Given exercise ▸
Copy each line of the records that contains the word "value".

(Entries with figure data)
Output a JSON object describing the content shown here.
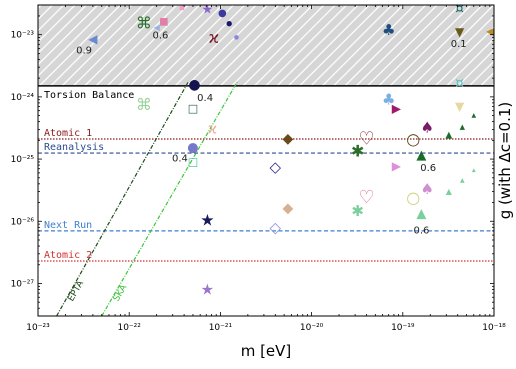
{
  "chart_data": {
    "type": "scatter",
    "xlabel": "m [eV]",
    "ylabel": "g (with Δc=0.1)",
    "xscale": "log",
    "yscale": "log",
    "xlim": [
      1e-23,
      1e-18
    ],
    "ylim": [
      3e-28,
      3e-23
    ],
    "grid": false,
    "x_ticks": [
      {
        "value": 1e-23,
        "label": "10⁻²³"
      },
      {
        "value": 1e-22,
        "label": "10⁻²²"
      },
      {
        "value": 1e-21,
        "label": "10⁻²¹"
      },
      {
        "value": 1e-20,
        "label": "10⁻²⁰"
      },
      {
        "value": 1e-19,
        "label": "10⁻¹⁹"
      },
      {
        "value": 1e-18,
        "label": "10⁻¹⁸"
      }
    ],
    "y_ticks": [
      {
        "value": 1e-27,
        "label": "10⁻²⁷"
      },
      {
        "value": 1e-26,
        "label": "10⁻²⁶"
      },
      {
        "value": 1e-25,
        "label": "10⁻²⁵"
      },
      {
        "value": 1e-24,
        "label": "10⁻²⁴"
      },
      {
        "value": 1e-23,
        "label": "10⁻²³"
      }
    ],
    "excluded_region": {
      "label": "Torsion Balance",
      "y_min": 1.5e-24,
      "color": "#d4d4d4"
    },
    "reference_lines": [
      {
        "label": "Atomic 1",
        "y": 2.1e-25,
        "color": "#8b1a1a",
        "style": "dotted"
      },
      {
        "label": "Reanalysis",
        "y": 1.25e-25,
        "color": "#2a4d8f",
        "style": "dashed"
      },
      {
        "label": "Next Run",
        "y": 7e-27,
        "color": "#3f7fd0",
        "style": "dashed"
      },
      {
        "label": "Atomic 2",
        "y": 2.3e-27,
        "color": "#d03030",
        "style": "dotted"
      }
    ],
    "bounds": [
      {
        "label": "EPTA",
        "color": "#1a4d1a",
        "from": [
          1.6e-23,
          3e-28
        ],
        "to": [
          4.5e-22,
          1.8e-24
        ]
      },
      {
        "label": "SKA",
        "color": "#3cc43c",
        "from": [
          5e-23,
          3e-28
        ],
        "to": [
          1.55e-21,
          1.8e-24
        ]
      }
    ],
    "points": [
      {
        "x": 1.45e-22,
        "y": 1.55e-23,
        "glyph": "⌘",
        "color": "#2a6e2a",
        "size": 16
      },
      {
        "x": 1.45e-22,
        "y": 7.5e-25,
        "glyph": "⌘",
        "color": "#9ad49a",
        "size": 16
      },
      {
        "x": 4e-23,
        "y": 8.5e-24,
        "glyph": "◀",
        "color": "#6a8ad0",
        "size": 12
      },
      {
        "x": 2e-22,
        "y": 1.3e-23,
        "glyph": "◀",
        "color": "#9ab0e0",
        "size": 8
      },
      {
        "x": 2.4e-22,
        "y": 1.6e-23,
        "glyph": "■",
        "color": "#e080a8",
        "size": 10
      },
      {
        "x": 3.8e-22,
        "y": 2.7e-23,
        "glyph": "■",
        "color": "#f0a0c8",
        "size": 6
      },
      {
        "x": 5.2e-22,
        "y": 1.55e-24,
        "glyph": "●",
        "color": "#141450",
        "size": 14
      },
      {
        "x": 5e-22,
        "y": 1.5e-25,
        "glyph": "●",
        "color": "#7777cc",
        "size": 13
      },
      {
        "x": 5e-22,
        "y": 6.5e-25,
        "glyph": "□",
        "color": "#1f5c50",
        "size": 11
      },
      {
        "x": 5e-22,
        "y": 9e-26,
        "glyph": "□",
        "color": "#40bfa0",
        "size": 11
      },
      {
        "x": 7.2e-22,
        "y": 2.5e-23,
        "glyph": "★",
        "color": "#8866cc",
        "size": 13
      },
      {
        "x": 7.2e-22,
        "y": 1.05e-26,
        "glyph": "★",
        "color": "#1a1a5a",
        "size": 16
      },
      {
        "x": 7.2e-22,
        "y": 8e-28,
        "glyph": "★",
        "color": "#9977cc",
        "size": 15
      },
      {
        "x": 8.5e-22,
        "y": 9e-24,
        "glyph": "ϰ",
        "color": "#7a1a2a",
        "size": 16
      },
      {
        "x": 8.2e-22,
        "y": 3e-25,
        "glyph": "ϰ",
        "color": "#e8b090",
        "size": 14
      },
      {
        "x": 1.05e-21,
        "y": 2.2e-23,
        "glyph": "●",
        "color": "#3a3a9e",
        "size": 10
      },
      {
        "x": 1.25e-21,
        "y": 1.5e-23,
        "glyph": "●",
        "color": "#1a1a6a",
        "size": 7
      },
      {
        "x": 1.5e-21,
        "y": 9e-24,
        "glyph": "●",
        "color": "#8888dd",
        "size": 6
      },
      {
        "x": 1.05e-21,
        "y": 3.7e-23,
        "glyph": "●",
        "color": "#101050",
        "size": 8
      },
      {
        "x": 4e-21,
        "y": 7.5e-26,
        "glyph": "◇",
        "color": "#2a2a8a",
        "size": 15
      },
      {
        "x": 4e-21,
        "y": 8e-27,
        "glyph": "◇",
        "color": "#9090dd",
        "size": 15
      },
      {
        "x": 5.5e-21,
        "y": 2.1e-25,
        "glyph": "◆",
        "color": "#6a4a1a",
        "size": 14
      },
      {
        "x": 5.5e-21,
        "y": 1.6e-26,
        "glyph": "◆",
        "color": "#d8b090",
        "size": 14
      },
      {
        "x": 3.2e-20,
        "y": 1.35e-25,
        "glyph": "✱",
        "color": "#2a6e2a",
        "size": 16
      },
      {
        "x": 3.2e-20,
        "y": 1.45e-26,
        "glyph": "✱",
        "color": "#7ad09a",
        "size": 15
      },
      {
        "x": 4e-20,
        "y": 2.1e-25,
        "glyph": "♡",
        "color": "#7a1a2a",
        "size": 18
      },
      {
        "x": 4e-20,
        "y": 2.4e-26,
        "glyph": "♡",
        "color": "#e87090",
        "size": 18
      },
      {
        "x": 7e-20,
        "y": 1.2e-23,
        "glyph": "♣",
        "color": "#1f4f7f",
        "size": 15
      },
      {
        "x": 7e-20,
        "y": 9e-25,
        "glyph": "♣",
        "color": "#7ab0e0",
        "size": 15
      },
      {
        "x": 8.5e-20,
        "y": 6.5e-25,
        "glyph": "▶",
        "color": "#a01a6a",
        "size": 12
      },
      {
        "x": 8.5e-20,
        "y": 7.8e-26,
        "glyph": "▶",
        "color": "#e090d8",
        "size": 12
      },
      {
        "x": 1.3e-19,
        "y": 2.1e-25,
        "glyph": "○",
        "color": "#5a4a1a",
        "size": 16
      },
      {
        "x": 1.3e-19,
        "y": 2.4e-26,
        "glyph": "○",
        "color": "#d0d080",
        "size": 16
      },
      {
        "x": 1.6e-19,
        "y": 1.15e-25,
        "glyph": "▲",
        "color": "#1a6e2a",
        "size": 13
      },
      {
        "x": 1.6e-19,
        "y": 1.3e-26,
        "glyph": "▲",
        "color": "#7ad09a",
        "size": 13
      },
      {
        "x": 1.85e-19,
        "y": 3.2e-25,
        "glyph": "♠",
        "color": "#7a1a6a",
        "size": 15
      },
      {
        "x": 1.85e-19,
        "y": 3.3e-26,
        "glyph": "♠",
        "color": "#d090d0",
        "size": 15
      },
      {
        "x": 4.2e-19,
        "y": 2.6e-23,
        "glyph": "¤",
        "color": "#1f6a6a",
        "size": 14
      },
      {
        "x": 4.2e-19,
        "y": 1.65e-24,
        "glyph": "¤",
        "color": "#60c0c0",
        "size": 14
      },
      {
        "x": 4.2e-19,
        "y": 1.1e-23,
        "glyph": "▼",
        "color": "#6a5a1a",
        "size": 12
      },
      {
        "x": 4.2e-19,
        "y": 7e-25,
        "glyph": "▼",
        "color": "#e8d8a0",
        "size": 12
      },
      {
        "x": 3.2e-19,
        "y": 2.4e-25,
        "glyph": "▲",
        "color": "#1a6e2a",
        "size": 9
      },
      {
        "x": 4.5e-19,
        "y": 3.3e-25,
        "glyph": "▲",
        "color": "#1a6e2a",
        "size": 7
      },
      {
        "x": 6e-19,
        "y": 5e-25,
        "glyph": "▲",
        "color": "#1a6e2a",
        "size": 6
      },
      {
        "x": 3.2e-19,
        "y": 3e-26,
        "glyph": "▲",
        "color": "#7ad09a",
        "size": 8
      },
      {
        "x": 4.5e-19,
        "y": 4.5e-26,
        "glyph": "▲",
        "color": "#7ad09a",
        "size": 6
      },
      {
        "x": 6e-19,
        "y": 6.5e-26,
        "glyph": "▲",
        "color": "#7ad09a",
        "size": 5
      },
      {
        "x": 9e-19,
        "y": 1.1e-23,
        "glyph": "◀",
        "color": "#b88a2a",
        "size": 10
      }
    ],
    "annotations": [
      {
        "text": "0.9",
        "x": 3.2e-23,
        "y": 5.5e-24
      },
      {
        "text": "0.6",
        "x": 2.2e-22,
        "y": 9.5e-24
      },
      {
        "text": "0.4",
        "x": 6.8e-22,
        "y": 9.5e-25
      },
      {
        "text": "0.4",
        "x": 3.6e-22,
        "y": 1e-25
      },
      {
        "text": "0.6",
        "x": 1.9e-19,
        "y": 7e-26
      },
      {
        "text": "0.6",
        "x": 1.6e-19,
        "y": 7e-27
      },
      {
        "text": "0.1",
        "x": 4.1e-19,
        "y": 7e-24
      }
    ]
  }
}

Solution for this exercise ▸
        "value": 1e-23,
        "value": 1e-22,
        "value": 1e-21,
        "value": 1e-20,
        "value": 1e-19,
        "value": 1e-18,
        "value": 1e-27,
        "value": 1e-26,
        "value": 1e-25,
        "value": 1e-24,
        "value": 1e-23,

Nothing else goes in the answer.